### [What is being asked]
What number of lines hold the word "marker"? State that number and nothing besides.

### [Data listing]
========
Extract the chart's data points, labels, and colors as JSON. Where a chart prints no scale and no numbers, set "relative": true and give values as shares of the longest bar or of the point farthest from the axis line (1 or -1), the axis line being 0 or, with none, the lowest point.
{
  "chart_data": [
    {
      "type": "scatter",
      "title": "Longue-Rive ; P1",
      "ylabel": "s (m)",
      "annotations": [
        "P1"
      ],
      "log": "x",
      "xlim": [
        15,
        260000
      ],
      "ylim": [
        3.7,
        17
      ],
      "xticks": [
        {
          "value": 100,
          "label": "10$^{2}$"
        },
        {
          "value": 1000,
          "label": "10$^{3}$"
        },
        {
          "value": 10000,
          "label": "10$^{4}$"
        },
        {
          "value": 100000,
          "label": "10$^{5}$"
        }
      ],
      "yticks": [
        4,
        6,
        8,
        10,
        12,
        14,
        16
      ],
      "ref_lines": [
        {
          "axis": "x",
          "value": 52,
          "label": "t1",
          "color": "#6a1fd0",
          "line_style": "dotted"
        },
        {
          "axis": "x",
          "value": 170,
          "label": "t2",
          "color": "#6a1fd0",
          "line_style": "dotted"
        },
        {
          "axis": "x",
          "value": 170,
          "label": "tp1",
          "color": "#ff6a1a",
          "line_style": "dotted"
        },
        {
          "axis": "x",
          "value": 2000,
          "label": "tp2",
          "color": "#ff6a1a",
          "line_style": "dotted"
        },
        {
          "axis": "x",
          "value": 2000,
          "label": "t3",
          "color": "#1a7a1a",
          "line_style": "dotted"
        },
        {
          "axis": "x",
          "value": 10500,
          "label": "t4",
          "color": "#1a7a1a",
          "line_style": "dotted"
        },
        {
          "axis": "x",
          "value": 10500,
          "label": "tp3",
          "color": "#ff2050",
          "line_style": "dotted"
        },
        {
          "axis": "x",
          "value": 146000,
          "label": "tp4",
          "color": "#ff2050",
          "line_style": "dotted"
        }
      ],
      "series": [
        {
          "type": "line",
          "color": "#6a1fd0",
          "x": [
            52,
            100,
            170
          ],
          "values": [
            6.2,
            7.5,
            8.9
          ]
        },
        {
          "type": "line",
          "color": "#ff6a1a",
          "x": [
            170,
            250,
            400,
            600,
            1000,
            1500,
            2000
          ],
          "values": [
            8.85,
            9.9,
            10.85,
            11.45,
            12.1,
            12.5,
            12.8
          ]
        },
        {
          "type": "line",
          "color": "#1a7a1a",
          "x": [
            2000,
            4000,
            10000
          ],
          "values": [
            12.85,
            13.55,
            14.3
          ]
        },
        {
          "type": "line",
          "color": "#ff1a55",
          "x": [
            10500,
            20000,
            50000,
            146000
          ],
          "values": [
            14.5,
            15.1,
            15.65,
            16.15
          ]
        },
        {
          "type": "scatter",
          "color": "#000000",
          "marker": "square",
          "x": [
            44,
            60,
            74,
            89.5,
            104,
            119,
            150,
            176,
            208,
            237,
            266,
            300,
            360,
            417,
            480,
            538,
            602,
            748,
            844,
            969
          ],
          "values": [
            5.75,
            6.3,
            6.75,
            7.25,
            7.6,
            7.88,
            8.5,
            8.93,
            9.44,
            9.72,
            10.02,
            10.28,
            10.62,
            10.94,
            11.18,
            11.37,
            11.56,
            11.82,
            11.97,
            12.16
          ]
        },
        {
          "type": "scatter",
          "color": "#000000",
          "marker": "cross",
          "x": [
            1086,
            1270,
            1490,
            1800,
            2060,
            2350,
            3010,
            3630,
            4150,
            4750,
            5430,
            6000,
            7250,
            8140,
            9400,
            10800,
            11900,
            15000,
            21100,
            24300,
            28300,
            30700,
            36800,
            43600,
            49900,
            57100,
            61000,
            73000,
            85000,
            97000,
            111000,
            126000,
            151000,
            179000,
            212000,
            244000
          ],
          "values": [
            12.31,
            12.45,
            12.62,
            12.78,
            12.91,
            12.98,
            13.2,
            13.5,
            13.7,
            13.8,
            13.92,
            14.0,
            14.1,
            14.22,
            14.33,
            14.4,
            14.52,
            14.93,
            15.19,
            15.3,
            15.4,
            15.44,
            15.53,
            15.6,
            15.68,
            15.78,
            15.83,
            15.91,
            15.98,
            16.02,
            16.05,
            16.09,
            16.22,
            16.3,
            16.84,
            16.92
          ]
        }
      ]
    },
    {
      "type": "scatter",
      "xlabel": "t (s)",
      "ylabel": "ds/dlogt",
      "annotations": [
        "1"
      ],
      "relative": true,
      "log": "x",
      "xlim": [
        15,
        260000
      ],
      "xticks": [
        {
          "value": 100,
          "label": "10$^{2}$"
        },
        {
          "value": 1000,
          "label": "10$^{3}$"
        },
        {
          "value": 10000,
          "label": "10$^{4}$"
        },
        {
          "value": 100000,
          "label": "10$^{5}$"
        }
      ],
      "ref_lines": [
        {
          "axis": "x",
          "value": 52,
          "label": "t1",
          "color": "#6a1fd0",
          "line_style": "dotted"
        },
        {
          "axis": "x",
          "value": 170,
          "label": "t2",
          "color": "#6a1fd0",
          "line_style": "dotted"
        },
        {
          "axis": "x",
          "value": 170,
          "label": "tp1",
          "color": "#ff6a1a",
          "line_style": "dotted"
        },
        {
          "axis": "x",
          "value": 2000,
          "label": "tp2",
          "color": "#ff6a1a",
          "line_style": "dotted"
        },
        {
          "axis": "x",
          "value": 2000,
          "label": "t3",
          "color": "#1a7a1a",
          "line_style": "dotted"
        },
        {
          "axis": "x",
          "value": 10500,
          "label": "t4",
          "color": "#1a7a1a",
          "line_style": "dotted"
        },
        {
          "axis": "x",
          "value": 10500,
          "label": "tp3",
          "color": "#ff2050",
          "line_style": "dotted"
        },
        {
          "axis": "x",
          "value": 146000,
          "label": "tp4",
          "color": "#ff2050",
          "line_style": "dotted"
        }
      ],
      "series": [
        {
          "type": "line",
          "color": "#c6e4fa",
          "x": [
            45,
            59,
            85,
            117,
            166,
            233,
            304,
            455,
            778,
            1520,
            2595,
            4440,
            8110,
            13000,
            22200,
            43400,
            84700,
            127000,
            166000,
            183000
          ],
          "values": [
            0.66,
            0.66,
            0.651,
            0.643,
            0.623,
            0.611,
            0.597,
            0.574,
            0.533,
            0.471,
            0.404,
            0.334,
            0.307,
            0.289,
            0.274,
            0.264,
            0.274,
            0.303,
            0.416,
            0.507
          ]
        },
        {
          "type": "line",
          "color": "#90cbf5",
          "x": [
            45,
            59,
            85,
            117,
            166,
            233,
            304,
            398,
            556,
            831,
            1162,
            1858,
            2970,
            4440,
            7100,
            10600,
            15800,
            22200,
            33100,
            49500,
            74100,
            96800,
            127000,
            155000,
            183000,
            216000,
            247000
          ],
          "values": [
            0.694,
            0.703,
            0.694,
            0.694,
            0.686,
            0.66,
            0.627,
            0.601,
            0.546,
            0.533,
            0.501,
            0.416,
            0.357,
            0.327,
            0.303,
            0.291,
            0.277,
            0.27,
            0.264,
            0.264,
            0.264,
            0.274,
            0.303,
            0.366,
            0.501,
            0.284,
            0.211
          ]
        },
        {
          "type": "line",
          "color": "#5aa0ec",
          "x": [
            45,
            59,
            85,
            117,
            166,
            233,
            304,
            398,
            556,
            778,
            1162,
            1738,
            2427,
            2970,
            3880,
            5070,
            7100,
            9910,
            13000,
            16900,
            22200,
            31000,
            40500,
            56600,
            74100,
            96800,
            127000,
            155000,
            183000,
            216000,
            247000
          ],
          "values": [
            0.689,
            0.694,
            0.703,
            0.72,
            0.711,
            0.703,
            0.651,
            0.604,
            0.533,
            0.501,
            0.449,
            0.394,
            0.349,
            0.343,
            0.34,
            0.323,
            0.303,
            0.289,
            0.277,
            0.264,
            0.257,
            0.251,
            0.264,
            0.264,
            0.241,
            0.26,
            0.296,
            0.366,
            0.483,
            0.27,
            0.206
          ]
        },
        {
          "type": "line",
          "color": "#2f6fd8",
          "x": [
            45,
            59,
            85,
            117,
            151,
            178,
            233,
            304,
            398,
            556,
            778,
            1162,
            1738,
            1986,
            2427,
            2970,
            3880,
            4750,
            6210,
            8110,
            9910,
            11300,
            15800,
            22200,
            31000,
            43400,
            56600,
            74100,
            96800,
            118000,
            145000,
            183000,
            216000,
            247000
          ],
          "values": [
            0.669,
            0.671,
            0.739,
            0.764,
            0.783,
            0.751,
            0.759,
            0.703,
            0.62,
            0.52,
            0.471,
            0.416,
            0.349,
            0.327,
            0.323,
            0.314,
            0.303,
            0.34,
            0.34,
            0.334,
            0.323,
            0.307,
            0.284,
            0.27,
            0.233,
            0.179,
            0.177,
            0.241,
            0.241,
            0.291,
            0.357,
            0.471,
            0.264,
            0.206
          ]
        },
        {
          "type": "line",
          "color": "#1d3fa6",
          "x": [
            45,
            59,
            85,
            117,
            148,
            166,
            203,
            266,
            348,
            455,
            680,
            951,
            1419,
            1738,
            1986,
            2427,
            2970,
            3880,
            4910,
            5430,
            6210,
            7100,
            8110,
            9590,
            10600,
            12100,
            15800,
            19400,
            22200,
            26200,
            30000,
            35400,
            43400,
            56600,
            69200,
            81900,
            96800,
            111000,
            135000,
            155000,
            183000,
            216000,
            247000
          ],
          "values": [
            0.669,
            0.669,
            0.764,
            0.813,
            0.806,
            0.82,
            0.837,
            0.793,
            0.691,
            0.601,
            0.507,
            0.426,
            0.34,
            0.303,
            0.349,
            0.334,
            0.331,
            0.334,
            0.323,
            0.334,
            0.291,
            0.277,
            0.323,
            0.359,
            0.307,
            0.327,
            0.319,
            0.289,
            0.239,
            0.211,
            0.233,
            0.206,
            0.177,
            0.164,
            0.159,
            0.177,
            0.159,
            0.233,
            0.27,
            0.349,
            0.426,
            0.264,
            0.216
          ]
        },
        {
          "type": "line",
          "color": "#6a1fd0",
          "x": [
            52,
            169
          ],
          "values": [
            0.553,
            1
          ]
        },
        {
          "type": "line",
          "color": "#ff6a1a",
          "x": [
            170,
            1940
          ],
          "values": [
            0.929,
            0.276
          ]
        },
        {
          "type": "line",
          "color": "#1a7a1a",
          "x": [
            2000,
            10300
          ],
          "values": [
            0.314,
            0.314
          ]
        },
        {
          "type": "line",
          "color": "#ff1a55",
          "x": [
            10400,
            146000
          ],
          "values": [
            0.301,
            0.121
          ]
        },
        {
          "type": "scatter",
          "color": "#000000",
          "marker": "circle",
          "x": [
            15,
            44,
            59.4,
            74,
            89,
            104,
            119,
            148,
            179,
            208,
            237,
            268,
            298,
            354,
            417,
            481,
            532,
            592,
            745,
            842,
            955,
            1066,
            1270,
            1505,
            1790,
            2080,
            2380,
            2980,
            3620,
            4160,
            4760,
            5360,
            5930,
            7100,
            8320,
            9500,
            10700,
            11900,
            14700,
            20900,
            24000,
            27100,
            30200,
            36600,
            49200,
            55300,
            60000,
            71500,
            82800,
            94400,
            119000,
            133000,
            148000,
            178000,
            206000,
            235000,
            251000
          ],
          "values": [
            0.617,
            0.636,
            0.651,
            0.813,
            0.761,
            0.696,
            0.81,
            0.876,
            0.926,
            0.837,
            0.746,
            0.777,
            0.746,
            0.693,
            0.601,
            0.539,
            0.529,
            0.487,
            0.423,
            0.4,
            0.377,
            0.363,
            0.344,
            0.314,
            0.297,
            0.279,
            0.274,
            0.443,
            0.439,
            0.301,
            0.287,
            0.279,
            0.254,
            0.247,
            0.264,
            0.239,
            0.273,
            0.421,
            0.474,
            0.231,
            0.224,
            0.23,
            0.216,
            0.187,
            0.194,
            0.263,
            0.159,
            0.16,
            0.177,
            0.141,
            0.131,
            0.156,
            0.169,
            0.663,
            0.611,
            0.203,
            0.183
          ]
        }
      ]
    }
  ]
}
========
### [Exercise response]
3